Data excerpts:

= = = = = = =

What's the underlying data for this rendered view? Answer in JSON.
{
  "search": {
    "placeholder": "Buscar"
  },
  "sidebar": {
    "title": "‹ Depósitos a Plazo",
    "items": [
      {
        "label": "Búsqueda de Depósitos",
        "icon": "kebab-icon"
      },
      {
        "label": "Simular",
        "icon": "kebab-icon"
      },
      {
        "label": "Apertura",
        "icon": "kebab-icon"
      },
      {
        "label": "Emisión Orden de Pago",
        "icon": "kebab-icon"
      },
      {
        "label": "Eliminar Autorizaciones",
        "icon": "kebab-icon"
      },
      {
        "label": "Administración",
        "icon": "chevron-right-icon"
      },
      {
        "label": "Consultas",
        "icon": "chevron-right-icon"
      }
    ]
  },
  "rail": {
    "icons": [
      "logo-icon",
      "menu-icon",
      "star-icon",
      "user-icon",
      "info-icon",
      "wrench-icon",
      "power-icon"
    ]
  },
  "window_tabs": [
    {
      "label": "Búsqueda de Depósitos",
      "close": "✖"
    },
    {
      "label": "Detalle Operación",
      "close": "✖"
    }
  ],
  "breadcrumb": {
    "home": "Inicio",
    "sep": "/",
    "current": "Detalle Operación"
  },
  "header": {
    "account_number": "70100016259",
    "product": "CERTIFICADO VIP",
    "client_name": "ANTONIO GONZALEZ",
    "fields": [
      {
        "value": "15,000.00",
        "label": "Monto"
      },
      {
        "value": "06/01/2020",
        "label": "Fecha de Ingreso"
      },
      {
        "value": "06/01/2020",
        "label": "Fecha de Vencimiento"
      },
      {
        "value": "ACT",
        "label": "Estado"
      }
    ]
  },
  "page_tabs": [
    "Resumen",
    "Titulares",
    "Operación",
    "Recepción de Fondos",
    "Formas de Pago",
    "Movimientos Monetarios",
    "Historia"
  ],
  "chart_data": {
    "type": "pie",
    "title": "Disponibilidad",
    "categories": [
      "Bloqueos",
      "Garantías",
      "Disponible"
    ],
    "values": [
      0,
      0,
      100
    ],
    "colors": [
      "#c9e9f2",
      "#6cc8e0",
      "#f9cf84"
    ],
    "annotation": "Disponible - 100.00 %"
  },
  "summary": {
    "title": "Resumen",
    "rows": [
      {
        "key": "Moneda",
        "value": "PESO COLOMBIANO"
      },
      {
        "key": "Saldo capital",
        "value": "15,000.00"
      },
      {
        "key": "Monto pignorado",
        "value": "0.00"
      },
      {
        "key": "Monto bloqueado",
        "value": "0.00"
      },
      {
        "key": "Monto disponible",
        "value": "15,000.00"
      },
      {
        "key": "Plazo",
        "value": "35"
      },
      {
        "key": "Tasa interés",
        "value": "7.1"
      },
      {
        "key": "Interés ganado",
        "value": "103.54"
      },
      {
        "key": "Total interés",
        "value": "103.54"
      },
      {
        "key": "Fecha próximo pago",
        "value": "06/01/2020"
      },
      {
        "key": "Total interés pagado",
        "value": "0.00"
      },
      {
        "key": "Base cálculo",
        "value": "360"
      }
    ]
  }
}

= = = = = = =

*TASK BRIEF:*
Return all lines containing the word "Búsqueda".

*THE SOLUTION:*
        "label": "Búsqueda de Depósitos",
      "label": "Búsqueda de Depósitos",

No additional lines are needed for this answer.